## begin SUPPLIED RECORDS
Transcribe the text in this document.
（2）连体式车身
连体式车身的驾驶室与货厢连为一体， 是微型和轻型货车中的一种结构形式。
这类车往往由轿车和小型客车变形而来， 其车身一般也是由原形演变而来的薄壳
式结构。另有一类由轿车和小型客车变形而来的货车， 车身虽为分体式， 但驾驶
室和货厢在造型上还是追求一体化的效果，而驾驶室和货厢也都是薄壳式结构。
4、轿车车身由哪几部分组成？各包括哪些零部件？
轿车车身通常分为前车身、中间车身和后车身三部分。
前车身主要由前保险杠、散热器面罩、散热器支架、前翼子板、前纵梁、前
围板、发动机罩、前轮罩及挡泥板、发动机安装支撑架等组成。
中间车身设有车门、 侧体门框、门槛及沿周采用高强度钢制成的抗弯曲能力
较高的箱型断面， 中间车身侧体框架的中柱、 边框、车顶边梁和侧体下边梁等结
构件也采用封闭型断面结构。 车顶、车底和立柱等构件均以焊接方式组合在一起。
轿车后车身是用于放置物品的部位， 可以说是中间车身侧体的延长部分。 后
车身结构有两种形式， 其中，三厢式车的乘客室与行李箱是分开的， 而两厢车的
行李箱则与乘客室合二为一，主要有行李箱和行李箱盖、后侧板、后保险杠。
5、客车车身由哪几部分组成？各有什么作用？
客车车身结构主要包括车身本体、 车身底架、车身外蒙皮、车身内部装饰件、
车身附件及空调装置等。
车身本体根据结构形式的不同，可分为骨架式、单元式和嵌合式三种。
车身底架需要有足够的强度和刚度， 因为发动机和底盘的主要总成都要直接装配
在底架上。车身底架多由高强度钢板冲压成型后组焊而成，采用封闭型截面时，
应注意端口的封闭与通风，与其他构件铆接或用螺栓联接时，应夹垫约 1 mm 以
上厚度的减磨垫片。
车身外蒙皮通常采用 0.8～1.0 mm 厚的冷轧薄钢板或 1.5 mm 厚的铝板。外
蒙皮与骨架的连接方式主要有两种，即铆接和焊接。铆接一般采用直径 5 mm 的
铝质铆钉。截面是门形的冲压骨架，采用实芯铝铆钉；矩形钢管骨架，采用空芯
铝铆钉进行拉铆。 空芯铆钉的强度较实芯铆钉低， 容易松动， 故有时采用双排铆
## end SUPPLIED RECORDS
* _DIRECTIONS_:
Transcribe every entry exactly, omitting nothing.

* _FULL SOLUTION_:
Transcribe the text in this document.
（2）连体式车身
连体式车身的驾驶室与货厢连为一体， 是微型和轻型货车中的一种结构形式。
这类车往往由轿车和小型客车变形而来， 其车身一般也是由原形演变而来的薄壳
式结构。另有一类由轿车和小型客车变形而来的货车， 车身虽为分体式， 但驾驶
室和货厢在造型上还是追求一体化的效果，而驾驶室和货厢也都是薄壳式结构。
4、轿车车身由哪几部分组成？各包括哪些零部件？
轿车车身通常分为前车身、中间车身和后车身三部分。
前车身主要由前保险杠、散热器面罩、散热器支架、前翼子板、前纵梁、前
围板、发动机罩、前轮罩及挡泥板、发动机安装支撑架等组成。
中间车身设有车门、 侧体门框、门槛及沿周采用高强度钢制成的抗弯曲能力
较高的箱型断面， 中间车身侧体框架的中柱、 边框、车顶边梁和侧体下边梁等结
构件也采用封闭型断面结构。 车顶、车底和立柱等构件均以焊接方式组合在一起。
轿车后车身是用于放置物品的部位， 可以说是中间车身侧体的延长部分。 后
车身结构有两种形式， 其中，三厢式车的乘客室与行李箱是分开的， 而两厢车的
行李箱则与乘客室合二为一，主要有行李箱和行李箱盖、后侧板、后保险杠。
5、客车车身由哪几部分组成？各有什么作用？
客车车身结构主要包括车身本体、 车身底架、车身外蒙皮、车身内部装饰件、
车身附件及空调装置等。
车身本体根据结构形式的不同，可分为骨架式、单元式和嵌合式三种。
车身底架需要有足够的强度和刚度， 因为发动机和底盘的主要总成都要直接装配
在底架上。车身底架多由高强度钢板冲压成型后组焊而成，采用封闭型截面时，
应注意端口的封闭与通风，与其他构件铆接或用螺栓联接时，应夹垫约 1 mm 以
上厚度的减磨垫片。
车身外蒙皮通常采用 0.8～1.0 mm 厚的冷轧薄钢板或 1.5 mm 厚的铝板。外
蒙皮与骨架的连接方式主要有两种，即铆接和焊接。铆接一般采用直径 5 mm 的
铝质铆钉。截面是门形的冲压骨架，采用实芯铝铆钉；矩形钢管骨架，采用空芯
铝铆钉进行拉铆。 空芯铆钉的强度较实芯铆钉低， 容易松动， 故有时采用双排铆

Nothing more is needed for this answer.